#### [WORK REQUIRED]
Look through the material below. Copy each line that contains the string "name".

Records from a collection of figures
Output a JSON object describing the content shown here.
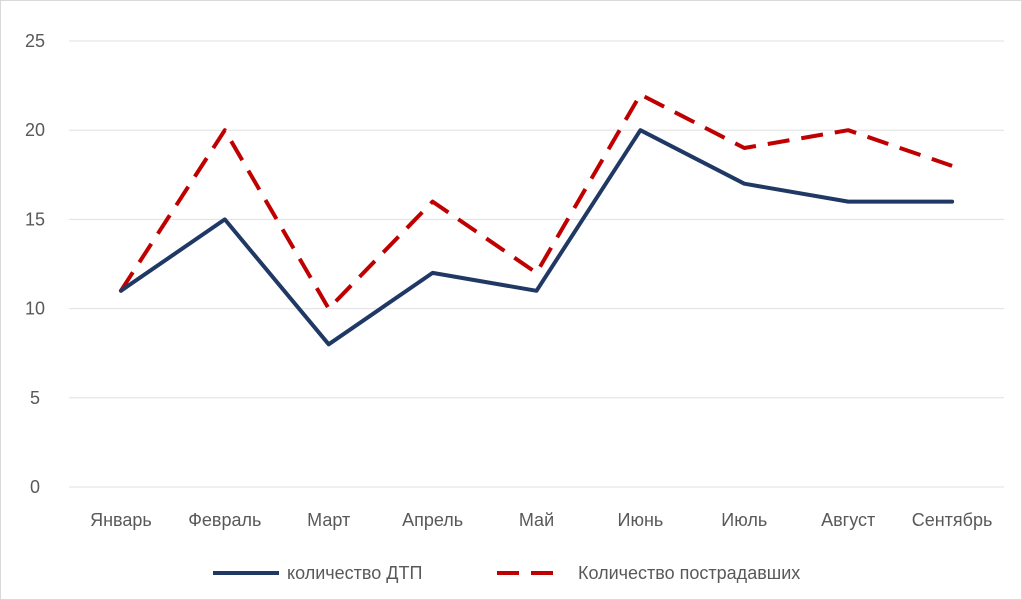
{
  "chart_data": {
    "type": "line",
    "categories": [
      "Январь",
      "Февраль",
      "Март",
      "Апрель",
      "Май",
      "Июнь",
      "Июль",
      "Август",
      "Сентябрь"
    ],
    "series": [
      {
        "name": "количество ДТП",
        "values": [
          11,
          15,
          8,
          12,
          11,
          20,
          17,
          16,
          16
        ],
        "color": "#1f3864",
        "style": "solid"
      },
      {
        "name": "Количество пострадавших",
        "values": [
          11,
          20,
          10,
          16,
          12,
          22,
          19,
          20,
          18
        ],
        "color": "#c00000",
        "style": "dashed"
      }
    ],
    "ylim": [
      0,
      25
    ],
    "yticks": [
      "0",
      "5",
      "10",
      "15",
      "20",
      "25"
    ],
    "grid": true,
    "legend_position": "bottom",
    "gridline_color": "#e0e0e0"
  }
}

--

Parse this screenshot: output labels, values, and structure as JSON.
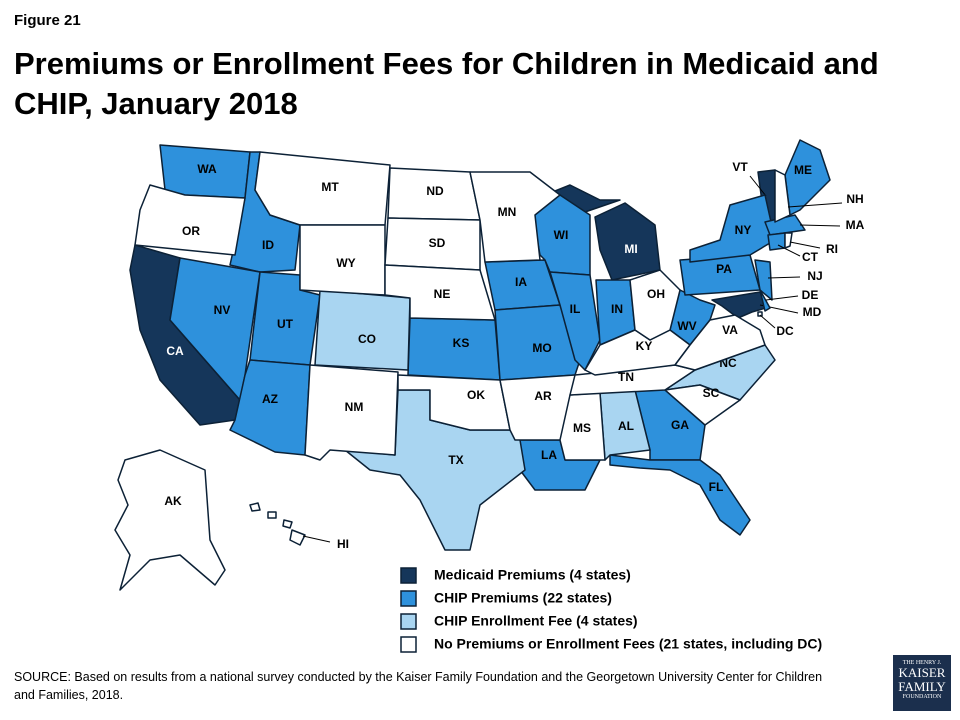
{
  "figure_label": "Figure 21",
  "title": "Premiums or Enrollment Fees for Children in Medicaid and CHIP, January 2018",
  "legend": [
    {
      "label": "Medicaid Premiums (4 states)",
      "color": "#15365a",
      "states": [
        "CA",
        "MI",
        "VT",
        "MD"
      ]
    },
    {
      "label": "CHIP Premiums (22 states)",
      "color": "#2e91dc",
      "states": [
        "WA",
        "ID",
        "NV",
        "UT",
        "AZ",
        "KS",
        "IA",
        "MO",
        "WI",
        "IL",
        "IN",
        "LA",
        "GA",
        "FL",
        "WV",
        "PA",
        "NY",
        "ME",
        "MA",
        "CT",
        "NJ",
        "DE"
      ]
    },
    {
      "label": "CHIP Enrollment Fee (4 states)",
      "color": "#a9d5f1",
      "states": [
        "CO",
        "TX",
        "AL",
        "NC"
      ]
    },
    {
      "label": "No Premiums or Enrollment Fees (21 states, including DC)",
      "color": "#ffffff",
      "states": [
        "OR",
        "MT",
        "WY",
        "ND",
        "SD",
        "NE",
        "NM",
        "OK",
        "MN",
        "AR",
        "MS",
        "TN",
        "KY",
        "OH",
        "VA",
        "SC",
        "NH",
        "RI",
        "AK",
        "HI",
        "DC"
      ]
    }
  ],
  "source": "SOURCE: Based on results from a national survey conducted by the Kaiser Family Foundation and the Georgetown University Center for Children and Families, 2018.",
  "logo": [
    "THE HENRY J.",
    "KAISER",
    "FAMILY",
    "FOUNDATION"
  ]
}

#### [REPLY TO THE EXERCISE]
        "name": "количество ДТП",
        "name": "Количество пострадавших",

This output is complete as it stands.